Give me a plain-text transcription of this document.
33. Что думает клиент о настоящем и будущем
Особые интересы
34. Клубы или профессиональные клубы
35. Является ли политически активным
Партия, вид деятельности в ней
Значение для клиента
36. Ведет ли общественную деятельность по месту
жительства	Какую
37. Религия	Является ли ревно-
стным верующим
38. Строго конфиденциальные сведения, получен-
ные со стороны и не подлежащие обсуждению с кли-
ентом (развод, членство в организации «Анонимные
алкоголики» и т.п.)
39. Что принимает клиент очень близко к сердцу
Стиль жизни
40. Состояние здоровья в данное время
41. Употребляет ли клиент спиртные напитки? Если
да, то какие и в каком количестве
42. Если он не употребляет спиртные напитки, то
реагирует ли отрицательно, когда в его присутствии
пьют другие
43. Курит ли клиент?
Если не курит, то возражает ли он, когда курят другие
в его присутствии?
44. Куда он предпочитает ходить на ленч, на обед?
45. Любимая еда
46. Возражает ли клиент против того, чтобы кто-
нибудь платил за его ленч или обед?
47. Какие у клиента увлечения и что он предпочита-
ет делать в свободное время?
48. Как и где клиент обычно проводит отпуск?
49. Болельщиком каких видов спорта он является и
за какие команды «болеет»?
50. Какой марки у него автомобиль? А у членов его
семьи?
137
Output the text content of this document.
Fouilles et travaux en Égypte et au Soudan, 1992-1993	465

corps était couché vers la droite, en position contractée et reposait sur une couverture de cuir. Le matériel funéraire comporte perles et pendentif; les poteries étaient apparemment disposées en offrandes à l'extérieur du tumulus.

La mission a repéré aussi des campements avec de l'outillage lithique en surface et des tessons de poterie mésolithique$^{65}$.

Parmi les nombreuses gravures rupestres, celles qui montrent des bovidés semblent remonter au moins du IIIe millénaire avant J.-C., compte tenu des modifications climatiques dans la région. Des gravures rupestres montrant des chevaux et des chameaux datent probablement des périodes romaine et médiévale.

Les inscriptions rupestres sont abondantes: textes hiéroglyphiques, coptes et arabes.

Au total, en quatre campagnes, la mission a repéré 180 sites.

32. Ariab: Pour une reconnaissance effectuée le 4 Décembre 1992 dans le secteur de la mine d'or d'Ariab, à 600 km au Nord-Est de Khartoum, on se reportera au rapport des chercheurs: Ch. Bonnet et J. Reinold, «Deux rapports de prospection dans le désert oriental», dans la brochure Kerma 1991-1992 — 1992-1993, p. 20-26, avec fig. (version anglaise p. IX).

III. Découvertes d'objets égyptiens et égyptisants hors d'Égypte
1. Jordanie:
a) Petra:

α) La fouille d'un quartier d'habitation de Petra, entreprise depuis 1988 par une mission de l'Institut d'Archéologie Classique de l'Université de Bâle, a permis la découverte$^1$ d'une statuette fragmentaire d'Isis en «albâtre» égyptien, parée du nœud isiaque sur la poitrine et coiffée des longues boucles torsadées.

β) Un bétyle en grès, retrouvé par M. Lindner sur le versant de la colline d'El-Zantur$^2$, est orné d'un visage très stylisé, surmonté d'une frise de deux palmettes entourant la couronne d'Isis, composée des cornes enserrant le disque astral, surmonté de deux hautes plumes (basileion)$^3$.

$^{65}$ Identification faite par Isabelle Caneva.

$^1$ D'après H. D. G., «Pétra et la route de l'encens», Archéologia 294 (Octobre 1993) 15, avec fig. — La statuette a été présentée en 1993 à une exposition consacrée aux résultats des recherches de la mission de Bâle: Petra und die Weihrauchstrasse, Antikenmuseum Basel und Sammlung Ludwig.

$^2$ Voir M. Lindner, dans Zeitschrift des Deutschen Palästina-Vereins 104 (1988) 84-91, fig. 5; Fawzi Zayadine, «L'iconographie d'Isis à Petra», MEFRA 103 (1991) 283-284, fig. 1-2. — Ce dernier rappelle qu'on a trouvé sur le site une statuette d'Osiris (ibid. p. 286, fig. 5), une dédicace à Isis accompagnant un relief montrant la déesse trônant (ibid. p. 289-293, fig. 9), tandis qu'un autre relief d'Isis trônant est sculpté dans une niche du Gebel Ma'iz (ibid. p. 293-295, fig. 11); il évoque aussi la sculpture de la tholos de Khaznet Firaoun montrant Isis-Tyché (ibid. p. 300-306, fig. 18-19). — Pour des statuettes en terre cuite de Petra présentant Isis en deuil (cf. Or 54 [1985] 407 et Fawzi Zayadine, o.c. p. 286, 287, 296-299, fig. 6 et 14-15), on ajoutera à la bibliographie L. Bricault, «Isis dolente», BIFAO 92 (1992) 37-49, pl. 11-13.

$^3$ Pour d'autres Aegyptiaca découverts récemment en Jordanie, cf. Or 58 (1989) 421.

- - - -

→ Written instruction: Go through the records above, find every line with the word "rupestres", and list those lines.

→ Task result:
Parmi les nombreuses gravures rupestres, celles qui montrent des bovidés semblent remonter au moins du IIIe millénaire avant J.-C., compte tenu des modifications climatiques dans la région. Des gravures rupestres montrant des chevaux et des chameaux datent probablement des périodes romaine et médiévale.
Les inscriptions rupestres sont abondantes: textes hiéroglyphiques, coptes et arabes.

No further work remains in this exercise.